> **Exercise goal**: The data must be transcribed exactly, with no line missing.

Extracted records:
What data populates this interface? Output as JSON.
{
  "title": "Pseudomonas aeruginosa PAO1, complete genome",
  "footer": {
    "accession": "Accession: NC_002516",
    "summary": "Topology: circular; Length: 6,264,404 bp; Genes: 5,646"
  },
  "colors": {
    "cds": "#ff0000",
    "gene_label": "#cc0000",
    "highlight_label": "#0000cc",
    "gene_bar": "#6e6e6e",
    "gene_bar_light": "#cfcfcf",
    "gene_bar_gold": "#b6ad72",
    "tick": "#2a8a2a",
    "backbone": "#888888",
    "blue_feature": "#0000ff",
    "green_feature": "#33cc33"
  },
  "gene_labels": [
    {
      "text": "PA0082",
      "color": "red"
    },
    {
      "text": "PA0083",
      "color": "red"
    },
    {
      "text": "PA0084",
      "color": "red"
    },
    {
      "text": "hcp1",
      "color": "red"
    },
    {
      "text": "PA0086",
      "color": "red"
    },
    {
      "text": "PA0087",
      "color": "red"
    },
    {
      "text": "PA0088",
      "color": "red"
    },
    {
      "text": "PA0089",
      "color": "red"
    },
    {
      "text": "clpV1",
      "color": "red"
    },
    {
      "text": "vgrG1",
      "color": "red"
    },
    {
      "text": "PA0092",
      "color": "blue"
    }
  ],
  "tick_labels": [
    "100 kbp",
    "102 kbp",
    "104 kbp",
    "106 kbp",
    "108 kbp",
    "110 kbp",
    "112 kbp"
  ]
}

> **Response box**:
What data populates this interface? Output as JSON.
{
  "title": "Pseudomonas aeruginosa PAO1, complete genome",
  "footer": {
    "accession": "Accession: NC_002516",
    "summary": "Topology: circular; Length: 6,264,404 bp; Genes: 5,646"
  },
  "colors": {
    "cds": "#ff0000",
    "gene_label": "#cc0000",
    "highlight_label": "#0000cc",
    "gene_bar": "#6e6e6e",
    "gene_bar_light": "#cfcfcf",
    "gene_bar_gold": "#b6ad72",
    "tick": "#2a8a2a",
    "backbone": "#888888",
    "blue_feature": "#0000ff",
    "green_feature": "#33cc33"
  },
  "gene_labels": [
    {
      "text": "PA0082",
      "color": "red"
    },
    {
      "text": "PA0083",
      "color": "red"
    },
    {
      "text": "PA0084",
      "color": "red"
    },
    {
      "text": "hcp1",
      "color": "red"
    },
    {
      "text": "PA0086",
      "color": "red"
    },
    {
      "text": "PA0087",
      "color": "red"
    },
    {
      "text": "PA0088",
      "color": "red"
    },
    {
      "text": "PA0089",
      "color": "red"
    },
    {
      "text": "clpV1",
      "color": "red"
    },
    {
      "text": "vgrG1",
      "color": "red"
    },
    {
      "text": "PA0092",
      "color": "blue"
    }
  ],
  "tick_labels": [
    "100 kbp",
    "102 kbp",
    "104 kbp",
    "106 kbp",
    "108 kbp",
    "110 kbp",
    "112 kbp"
  ]
}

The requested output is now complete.